# Information shown
--

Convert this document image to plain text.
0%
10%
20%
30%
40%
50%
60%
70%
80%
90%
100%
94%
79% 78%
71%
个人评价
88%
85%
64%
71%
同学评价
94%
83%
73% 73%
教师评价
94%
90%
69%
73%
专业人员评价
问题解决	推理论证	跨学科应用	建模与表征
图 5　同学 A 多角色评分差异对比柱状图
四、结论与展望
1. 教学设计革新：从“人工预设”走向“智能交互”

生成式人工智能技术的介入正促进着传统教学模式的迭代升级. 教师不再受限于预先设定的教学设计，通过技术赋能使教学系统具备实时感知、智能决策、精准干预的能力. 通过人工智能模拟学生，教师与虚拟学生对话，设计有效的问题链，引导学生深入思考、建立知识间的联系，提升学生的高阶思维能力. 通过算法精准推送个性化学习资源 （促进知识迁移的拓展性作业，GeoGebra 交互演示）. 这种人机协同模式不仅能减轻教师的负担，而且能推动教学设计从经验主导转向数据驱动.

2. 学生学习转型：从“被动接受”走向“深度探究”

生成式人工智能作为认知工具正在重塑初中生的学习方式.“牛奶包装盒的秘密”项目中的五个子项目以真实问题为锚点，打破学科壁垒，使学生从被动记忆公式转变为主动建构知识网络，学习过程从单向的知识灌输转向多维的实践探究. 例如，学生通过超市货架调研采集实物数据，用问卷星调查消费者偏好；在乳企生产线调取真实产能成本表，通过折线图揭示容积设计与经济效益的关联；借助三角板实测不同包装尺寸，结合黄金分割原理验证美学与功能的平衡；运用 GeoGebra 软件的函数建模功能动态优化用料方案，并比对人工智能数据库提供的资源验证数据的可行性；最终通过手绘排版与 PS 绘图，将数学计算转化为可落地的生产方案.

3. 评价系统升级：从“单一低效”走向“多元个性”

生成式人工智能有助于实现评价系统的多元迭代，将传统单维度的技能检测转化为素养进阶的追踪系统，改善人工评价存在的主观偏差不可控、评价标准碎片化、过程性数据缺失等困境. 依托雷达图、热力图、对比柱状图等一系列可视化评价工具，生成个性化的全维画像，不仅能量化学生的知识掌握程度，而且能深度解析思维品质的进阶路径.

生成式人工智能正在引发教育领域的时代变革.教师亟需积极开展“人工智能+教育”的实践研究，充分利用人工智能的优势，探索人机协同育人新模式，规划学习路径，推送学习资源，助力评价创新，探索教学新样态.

--

# Direction
Extract every entry above as it appears.

# Full solution
Convert this document image to plain text.
0%
10%
20%
30%
40%
50%
60%
70%
80%
90%
100%
94%
79% 78%
71%
个人评价
88%
85%
64%
71%
同学评价
94%
83%
73% 73%
教师评价
94%
90%
69%
73%
专业人员评价
问题解决	推理论证	跨学科应用	建模与表征
图 5　同学 A 多角色评分差异对比柱状图
四、结论与展望
1. 教学设计革新：从“人工预设”走向“智能交互”

生成式人工智能技术的介入正促进着传统教学模式的迭代升级. 教师不再受限于预先设定的教学设计，通过技术赋能使教学系统具备实时感知、智能决策、精准干预的能力. 通过人工智能模拟学生，教师与虚拟学生对话，设计有效的问题链，引导学生深入思考、建立知识间的联系，提升学生的高阶思维能力. 通过算法精准推送个性化学习资源 （促进知识迁移的拓展性作业，GeoGebra 交互演示）. 这种人机协同模式不仅能减轻教师的负担，而且能推动教学设计从经验主导转向数据驱动.

2. 学生学习转型：从“被动接受”走向“深度探究”

生成式人工智能作为认知工具正在重塑初中生的学习方式.“牛奶包装盒的秘密”项目中的五个子项目以真实问题为锚点，打破学科壁垒，使学生从被动记忆公式转变为主动建构知识网络，学习过程从单向的知识灌输转向多维的实践探究. 例如，学生通过超市货架调研采集实物数据，用问卷星调查消费者偏好；在乳企生产线调取真实产能成本表，通过折线图揭示容积设计与经济效益的关联；借助三角板实测不同包装尺寸，结合黄金分割原理验证美学与功能的平衡；运用 GeoGebra 软件的函数建模功能动态优化用料方案，并比对人工智能数据库提供的资源验证数据的可行性；最终通过手绘排版与 PS 绘图，将数学计算转化为可落地的生产方案.

3. 评价系统升级：从“单一低效”走向“多元个性”

生成式人工智能有助于实现评价系统的多元迭代，将传统单维度的技能检测转化为素养进阶的追踪系统，改善人工评价存在的主观偏差不可控、评价标准碎片化、过程性数据缺失等困境. 依托雷达图、热力图、对比柱状图等一系列可视化评价工具，生成个性化的全维画像，不仅能量化学生的知识掌握程度，而且能深度解析思维品质的进阶路径.

生成式人工智能正在引发教育领域的时代变革.教师亟需积极开展“人工智能+教育”的实践研究，充分利用人工智能的优势，探索人机协同育人新模式，规划学习路径，推送学习资源，助力评价创新，探索教学新样态.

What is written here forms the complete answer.